Problem
Repeat every line of the material, character for character.

Extracted records
☆ ☆ ☆ ☆ ☆

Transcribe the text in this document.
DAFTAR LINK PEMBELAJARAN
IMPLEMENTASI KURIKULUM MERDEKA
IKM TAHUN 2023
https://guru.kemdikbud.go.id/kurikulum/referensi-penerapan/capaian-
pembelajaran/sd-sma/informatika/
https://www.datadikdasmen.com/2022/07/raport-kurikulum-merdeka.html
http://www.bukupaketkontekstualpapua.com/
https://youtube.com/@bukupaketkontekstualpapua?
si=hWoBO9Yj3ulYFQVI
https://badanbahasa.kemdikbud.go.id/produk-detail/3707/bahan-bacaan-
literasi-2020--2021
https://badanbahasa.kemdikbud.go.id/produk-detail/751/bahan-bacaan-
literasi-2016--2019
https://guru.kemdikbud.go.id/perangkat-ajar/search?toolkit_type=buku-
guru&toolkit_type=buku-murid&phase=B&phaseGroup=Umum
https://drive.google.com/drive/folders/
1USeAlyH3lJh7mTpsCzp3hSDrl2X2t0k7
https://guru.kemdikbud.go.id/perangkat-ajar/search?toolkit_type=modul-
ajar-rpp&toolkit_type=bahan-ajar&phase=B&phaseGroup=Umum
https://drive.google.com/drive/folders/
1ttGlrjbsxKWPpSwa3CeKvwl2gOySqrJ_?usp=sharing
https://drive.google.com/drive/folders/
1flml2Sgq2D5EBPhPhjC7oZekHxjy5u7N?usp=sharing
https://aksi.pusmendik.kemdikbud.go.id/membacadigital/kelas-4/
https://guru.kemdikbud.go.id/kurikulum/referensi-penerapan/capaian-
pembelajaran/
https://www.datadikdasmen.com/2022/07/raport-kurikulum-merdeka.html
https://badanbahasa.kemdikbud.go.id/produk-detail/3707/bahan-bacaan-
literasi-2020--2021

☆ ☆ ☆ ☆ ☆

Solution to this task
Transcribe the text in this document.
DAFTAR LINK PEMBELAJARAN
IMPLEMENTASI KURIKULUM MERDEKA
IKM TAHUN 2023
https://guru.kemdikbud.go.id/kurikulum/referensi-penerapan/capaian-
pembelajaran/sd-sma/informatika/
https://www.datadikdasmen.com/2022/07/raport-kurikulum-merdeka.html
http://www.bukupaketkontekstualpapua.com/
https://youtube.com/@bukupaketkontekstualpapua?
si=hWoBO9Yj3ulYFQVI
https://badanbahasa.kemdikbud.go.id/produk-detail/3707/bahan-bacaan-
literasi-2020--2021
https://badanbahasa.kemdikbud.go.id/produk-detail/751/bahan-bacaan-
literasi-2016--2019
https://guru.kemdikbud.go.id/perangkat-ajar/search?toolkit_type=buku-
guru&toolkit_type=buku-murid&phase=B&phaseGroup=Umum
https://drive.google.com/drive/folders/
1USeAlyH3lJh7mTpsCzp3hSDrl2X2t0k7
https://guru.kemdikbud.go.id/perangkat-ajar/search?toolkit_type=modul-
ajar-rpp&toolkit_type=bahan-ajar&phase=B&phaseGroup=Umum
https://drive.google.com/drive/folders/
1ttGlrjbsxKWPpSwa3CeKvwl2gOySqrJ_?usp=sharing
https://drive.google.com/drive/folders/
1flml2Sgq2D5EBPhPhjC7oZekHxjy5u7N?usp=sharing
https://aksi.pusmendik.kemdikbud.go.id/membacadigital/kelas-4/
https://guru.kemdikbud.go.id/kurikulum/referensi-penerapan/capaian-
pembelajaran/
https://www.datadikdasmen.com/2022/07/raport-kurikulum-merdeka.html
https://badanbahasa.kemdikbud.go.id/produk-detail/3707/bahan-bacaan-
literasi-2020--2021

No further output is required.